[Directions] Locate the word "feierte" in the entries below, then gather every line that holds it.

[Records provided]
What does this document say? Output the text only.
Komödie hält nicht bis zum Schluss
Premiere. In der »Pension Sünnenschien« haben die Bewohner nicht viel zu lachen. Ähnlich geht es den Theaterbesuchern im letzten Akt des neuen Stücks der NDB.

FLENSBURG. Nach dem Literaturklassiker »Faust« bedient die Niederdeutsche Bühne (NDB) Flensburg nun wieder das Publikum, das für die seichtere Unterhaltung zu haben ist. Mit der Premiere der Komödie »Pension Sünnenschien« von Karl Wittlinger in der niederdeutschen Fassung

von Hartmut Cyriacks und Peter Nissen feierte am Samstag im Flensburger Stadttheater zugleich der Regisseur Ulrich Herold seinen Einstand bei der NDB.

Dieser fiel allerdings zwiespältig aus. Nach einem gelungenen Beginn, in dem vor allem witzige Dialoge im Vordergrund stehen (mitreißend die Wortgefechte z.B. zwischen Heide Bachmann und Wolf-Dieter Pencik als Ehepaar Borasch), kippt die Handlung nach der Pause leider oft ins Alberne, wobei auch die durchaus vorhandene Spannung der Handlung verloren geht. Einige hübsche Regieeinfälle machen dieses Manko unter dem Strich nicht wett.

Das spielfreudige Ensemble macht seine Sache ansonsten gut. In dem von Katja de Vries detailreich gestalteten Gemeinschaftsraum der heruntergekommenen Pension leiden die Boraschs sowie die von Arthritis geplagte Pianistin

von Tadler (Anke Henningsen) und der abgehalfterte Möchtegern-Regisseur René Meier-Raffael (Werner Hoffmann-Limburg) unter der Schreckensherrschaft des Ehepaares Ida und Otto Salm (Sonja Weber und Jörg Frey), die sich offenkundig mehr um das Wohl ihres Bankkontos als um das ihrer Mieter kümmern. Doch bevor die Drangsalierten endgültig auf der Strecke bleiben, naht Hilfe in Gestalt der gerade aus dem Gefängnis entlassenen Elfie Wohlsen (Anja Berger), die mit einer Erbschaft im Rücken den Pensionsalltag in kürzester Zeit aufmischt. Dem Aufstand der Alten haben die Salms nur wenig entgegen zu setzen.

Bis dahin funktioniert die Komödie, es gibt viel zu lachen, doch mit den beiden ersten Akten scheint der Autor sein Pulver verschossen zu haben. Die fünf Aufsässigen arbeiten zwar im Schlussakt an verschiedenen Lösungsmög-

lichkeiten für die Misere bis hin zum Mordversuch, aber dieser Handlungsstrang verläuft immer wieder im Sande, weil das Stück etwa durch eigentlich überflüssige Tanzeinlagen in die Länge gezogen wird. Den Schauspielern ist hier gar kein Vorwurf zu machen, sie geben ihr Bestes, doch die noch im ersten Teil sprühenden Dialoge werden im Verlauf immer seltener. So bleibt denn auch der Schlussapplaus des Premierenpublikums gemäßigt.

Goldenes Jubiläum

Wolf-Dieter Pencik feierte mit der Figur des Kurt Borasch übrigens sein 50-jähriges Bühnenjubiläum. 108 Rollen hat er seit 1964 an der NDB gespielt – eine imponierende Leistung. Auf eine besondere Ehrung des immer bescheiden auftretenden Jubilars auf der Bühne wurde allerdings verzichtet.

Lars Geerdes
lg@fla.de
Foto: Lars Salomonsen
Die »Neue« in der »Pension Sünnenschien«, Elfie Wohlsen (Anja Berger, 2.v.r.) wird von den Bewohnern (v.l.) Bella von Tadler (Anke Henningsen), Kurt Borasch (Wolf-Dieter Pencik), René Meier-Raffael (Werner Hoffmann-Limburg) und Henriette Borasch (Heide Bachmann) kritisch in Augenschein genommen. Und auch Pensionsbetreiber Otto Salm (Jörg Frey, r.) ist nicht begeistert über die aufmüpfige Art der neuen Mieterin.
==
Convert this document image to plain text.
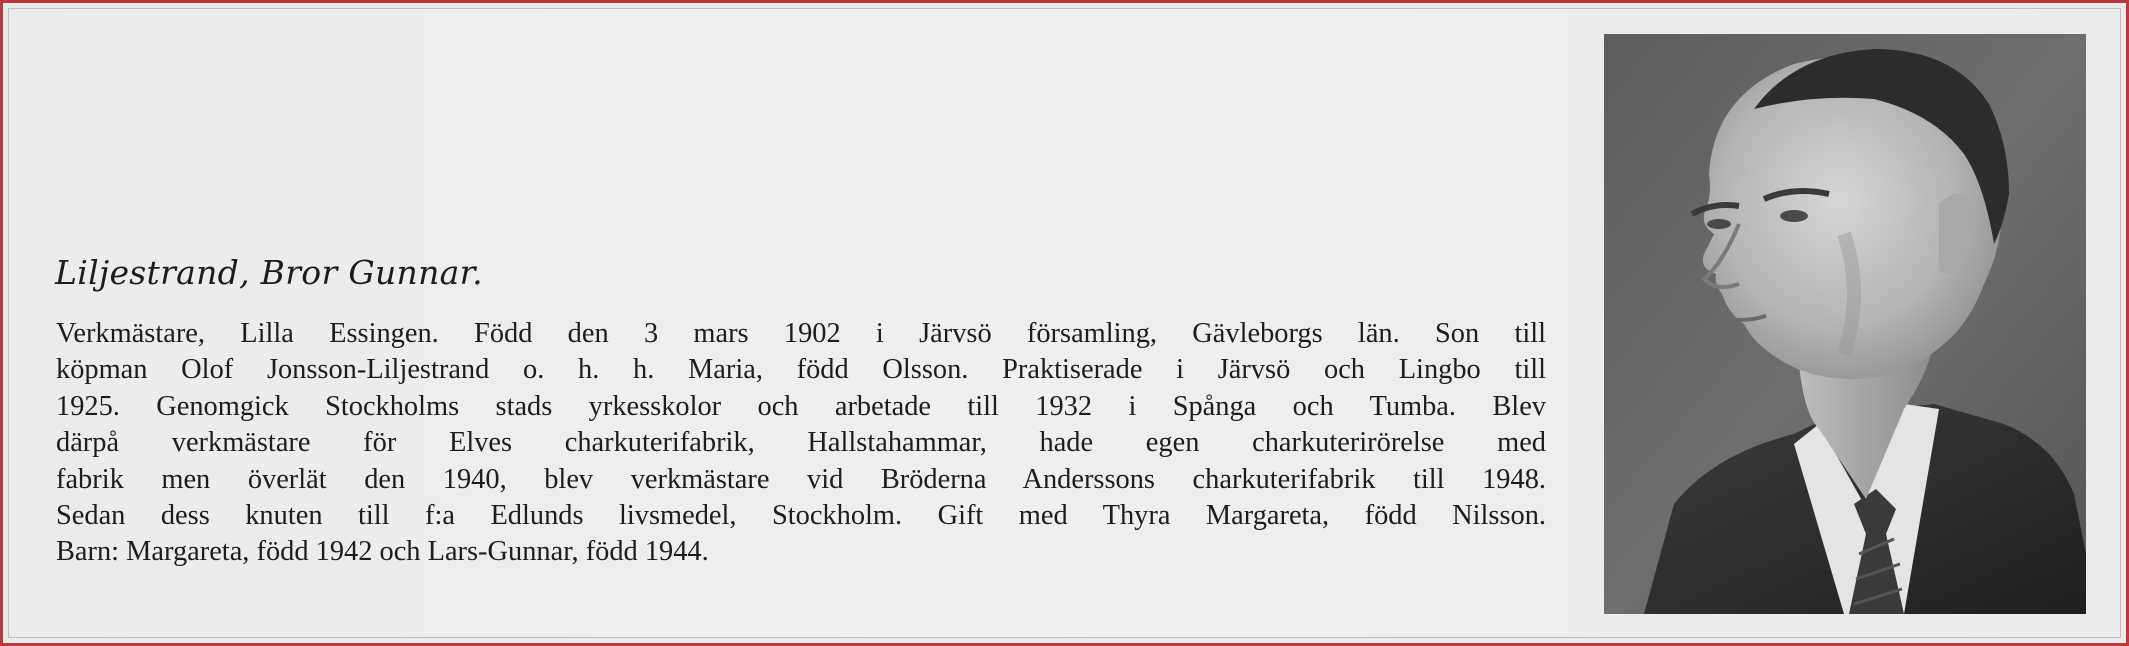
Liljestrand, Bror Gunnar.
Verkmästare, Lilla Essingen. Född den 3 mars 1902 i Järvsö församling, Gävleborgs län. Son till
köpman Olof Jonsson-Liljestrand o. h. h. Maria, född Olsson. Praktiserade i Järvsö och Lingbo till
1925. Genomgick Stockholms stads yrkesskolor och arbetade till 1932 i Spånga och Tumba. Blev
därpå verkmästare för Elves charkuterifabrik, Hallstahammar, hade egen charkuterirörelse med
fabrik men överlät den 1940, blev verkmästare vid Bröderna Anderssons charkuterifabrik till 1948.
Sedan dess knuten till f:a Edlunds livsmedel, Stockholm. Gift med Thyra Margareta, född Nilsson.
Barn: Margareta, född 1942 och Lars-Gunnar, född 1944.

[Solution to the exercise]
von Hartmut Cyriacks und Peter Nissen feierte am Samstag im Flensburger Stadttheater zugleich der Regisseur Ulrich Herold seinen Einstand bei der NDB.
Wolf-Dieter Pencik feierte mit der Figur des Kurt Borasch übrigens sein 50-jähriges Bühnenjubiläum. 108 Rollen hat er seit 1964 an der NDB gespielt – eine imponierende Leistung. Auf eine besondere Ehrung des immer bescheiden auftretenden Jubilars auf der Bühne wurde allerdings verzichtet.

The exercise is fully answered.